- **Instructions for the task**
Each line of the listing that contains the word "Kiosk" is to be copied.
*** Supplied material ***
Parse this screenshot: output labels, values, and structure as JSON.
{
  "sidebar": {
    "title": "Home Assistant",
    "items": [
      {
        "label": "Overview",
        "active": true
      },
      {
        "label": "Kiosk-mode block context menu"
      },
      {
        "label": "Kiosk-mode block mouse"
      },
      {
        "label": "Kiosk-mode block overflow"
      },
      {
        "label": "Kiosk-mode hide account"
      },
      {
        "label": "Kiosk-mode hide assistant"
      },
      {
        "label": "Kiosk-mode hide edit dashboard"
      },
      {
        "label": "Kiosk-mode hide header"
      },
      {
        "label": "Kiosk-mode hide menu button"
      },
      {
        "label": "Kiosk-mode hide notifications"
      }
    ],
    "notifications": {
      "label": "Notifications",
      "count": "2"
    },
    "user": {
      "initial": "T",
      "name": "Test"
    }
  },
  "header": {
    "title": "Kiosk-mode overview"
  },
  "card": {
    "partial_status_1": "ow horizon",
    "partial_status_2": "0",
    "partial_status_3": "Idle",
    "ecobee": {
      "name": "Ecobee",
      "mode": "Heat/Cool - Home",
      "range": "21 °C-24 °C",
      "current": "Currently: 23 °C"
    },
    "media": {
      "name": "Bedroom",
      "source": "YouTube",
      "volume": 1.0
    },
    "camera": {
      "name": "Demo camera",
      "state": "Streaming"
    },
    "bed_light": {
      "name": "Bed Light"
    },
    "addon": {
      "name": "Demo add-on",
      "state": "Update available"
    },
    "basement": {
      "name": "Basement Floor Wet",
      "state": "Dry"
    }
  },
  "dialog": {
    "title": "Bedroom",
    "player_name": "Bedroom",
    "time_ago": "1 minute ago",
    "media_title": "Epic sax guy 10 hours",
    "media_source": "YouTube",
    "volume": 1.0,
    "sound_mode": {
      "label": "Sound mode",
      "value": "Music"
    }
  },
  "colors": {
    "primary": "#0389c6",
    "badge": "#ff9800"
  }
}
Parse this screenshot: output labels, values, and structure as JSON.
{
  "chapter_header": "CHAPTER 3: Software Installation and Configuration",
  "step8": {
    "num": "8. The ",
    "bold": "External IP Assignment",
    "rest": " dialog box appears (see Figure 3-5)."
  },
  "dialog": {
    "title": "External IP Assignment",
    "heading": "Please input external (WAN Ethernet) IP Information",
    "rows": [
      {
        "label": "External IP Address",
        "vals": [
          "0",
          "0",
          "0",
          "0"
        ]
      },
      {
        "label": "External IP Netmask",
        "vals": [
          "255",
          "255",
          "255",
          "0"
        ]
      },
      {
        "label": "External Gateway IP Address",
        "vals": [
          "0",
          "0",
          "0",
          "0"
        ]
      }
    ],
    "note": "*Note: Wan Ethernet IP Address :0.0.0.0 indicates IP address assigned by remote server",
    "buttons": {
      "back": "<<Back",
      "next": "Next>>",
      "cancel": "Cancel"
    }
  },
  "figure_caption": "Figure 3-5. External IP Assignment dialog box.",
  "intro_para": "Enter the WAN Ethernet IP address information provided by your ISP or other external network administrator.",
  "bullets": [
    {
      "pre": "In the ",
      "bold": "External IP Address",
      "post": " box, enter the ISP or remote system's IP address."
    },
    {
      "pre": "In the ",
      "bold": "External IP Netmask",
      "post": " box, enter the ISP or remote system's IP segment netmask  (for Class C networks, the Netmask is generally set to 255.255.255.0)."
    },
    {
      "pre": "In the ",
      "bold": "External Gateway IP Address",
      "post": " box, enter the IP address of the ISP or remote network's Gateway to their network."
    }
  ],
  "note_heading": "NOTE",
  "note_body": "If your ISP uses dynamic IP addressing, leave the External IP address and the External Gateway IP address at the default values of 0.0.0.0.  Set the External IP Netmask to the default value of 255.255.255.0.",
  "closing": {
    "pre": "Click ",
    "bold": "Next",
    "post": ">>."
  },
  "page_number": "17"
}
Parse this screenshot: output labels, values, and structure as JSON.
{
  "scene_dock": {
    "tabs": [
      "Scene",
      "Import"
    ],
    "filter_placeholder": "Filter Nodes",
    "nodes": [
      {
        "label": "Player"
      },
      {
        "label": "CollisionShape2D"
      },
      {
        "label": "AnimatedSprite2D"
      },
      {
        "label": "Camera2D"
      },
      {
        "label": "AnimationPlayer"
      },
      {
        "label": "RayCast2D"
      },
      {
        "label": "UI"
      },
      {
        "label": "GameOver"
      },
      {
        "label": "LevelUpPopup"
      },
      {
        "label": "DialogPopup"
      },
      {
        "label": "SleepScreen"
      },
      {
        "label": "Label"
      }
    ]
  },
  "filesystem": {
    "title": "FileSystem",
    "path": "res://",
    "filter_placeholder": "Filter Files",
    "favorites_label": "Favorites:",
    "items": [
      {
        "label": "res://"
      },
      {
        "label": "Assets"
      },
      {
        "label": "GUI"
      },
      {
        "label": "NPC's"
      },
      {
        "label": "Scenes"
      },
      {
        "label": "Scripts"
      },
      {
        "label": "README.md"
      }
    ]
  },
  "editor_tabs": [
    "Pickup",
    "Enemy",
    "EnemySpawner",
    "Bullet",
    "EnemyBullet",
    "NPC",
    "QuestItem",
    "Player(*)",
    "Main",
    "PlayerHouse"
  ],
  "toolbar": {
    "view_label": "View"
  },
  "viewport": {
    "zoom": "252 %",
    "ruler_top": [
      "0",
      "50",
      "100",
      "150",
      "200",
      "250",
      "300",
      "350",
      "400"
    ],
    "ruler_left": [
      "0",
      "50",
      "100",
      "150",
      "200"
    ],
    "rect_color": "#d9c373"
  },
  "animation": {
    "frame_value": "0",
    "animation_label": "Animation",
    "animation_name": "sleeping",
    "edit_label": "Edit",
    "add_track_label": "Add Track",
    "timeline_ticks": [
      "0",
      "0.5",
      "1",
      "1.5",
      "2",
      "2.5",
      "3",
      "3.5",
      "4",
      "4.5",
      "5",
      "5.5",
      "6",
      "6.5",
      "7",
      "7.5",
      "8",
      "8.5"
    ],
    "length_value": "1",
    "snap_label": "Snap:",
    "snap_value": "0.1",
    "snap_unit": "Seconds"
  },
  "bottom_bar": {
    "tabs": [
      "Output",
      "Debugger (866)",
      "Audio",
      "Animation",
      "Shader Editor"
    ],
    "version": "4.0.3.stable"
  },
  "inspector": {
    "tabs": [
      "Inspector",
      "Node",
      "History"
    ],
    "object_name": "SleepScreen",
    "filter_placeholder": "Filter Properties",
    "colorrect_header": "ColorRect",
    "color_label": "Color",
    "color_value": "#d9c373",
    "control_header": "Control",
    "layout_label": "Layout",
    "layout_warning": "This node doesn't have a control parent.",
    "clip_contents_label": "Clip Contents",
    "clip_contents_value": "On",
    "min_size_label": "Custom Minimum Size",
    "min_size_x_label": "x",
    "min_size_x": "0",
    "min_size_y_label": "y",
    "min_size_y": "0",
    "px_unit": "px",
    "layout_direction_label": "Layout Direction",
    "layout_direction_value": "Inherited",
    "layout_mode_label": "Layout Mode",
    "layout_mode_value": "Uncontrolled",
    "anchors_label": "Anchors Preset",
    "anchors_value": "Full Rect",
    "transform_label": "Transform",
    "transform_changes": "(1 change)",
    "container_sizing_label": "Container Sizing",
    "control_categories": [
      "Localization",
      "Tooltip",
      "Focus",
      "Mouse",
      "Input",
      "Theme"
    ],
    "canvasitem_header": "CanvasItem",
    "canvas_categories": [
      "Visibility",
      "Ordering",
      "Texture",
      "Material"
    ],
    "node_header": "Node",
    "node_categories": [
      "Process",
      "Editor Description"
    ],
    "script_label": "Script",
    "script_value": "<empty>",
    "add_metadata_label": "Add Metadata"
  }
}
***
- **Exercise response**
        "label": "Kiosk-mode block context menu"
        "label": "Kiosk-mode block mouse"
        "label": "Kiosk-mode block overflow"
        "label": "Kiosk-mode hide account"
        "label": "Kiosk-mode hide assistant"
        "label": "Kiosk-mode hide edit dashboard"
        "label": "Kiosk-mode hide header"
        "label": "Kiosk-mode hide menu button"
        "label": "Kiosk-mode hide notifications"
    "title": "Kiosk-mode overview"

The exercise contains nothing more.